**TASK INSTRUCTIONS:** Extract every line of the records below verbatim, leaving out the pictures.
-- begin DATASET EXCERPTS --
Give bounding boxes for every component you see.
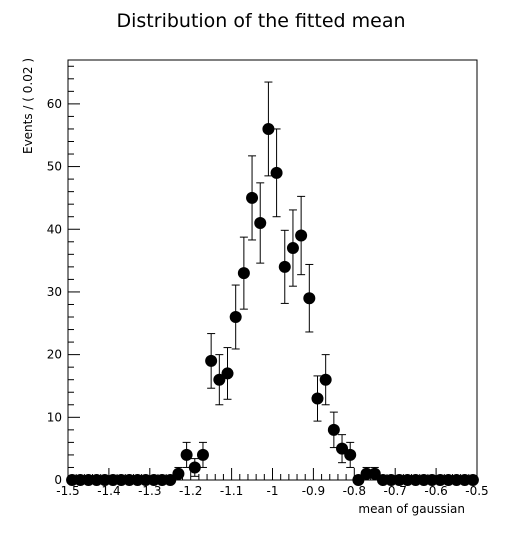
data-point — [246, 191, 259, 204]
y-tick-label: 30 — [47, 285, 62, 299]
data-points — [66, 122, 479, 486]
data-point — [344, 448, 357, 461]
tick-labels: -1.5 -1.4 -1.3 -1.2 -1.1 -1 -0.9 -0.8 -0.7 -0.6 -0… — [47, 97, 489, 498]
data-point — [172, 467, 185, 480]
chart-title: Distribution of the fitted mean — [117, 10, 406, 32]
data-point — [327, 423, 340, 436]
x-tick-label: -0.8 — [343, 484, 366, 498]
data-point — [311, 392, 324, 405]
y-tick-label: 60 — [47, 97, 62, 111]
data-point — [295, 229, 308, 242]
data-point — [278, 260, 291, 273]
y-axis-label: Events / ( 0.02 ) — [21, 58, 35, 154]
x-tick-label: -0.5 — [465, 484, 488, 498]
data-point — [368, 467, 381, 480]
x-tick-label: -1.5 — [56, 484, 79, 498]
x-tick-label: -1.2 — [179, 484, 202, 498]
data-point — [180, 448, 193, 461]
data-point — [303, 292, 316, 305]
data-point — [229, 311, 242, 324]
data-point — [188, 461, 201, 474]
data-point — [213, 373, 226, 386]
data-point — [336, 442, 349, 455]
x-tick-label: -1 — [267, 484, 279, 498]
data-point — [254, 216, 267, 229]
y-tick-label: 50 — [47, 160, 62, 174]
x-tick-label: -0.7 — [383, 484, 406, 498]
data-point — [196, 448, 209, 461]
y-tick-label: 20 — [47, 348, 62, 362]
data-point — [237, 267, 250, 280]
x-tick-label: -0.9 — [302, 484, 325, 498]
x-tick-label: -1.1 — [220, 484, 243, 498]
x-tick-label: -0.6 — [424, 484, 447, 498]
y-tick-label: 10 — [47, 410, 62, 424]
data-point — [221, 367, 234, 380]
data-point — [352, 474, 365, 486]
x-tick-label: -1.4 — [97, 484, 120, 498]
data-point — [262, 122, 275, 135]
x-axis-label: mean of gaussian — [358, 502, 465, 516]
data-point — [205, 354, 218, 367]
data-point — [319, 373, 332, 386]
data-point — [164, 474, 177, 486]
data-point — [270, 166, 283, 179]
y-tick-label: 40 — [47, 222, 62, 236]
y-tick-label: 0 — [54, 473, 62, 487]
x-tick-label: -1.3 — [138, 484, 161, 498]
data-point — [466, 474, 479, 486]
data-point — [286, 242, 299, 255]
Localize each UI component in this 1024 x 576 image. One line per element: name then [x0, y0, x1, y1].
-- end DATASET EXCERPTS --
**CORRECT OUTPUT:**
Give bounding boxes for every component you see.
data-point — [246, 191, 259, 204]
y-tick-label: 30 — [47, 285, 62, 299]
data-points — [66, 122, 479, 486]
data-point — [344, 448, 357, 461]
tick-labels: -1.5 -1.4 -1.3 -1.2 -1.1 -1 -0.9 -0.8 -0.7 -0.6 -0… — [47, 97, 489, 498]
data-point — [172, 467, 185, 480]
chart-title: Distribution of the fitted mean — [117, 10, 406, 32]
data-point — [327, 423, 340, 436]
x-tick-label: -0.8 — [343, 484, 366, 498]
data-point — [311, 392, 324, 405]
y-tick-label: 60 — [47, 97, 62, 111]
data-point — [295, 229, 308, 242]
data-point — [278, 260, 291, 273]
y-axis-label: Events / ( 0.02 ) — [21, 58, 35, 154]
x-tick-label: -0.5 — [465, 484, 488, 498]
data-point — [368, 467, 381, 480]
x-tick-label: -1.5 — [56, 484, 79, 498]
x-tick-label: -1.2 — [179, 484, 202, 498]
data-point — [180, 448, 193, 461]
data-point — [303, 292, 316, 305]
data-point — [229, 311, 242, 324]
data-point — [188, 461, 201, 474]
data-point — [213, 373, 226, 386]
data-point — [336, 442, 349, 455]
x-tick-label: -1 — [267, 484, 279, 498]
data-point — [254, 216, 267, 229]
y-tick-label: 50 — [47, 160, 62, 174]
x-tick-label: -0.7 — [383, 484, 406, 498]
data-point — [196, 448, 209, 461]
y-tick-label: 20 — [47, 348, 62, 362]
data-point — [237, 267, 250, 280]
x-tick-label: -0.9 — [302, 484, 325, 498]
x-tick-label: -1.1 — [220, 484, 243, 498]
x-tick-label: -0.6 — [424, 484, 447, 498]
y-tick-label: 10 — [47, 410, 62, 424]
data-point — [221, 367, 234, 380]
data-point — [352, 474, 365, 486]
x-tick-label: -1.4 — [97, 484, 120, 498]
data-point — [262, 122, 275, 135]
x-axis-label: mean of gaussian — [358, 502, 465, 516]
data-point — [205, 354, 218, 367]
data-point — [319, 373, 332, 386]
data-point — [164, 474, 177, 486]
data-point — [270, 166, 283, 179]
y-tick-label: 40 — [47, 222, 62, 236]
y-tick-label: 0 — [54, 473, 62, 487]
x-tick-label: -1.3 — [138, 484, 161, 498]
data-point — [466, 474, 479, 486]
data-point — [286, 242, 299, 255]
Localize each UI component in this 1024 x 576 image. One line per element: name then [x0, y0, x1, y1].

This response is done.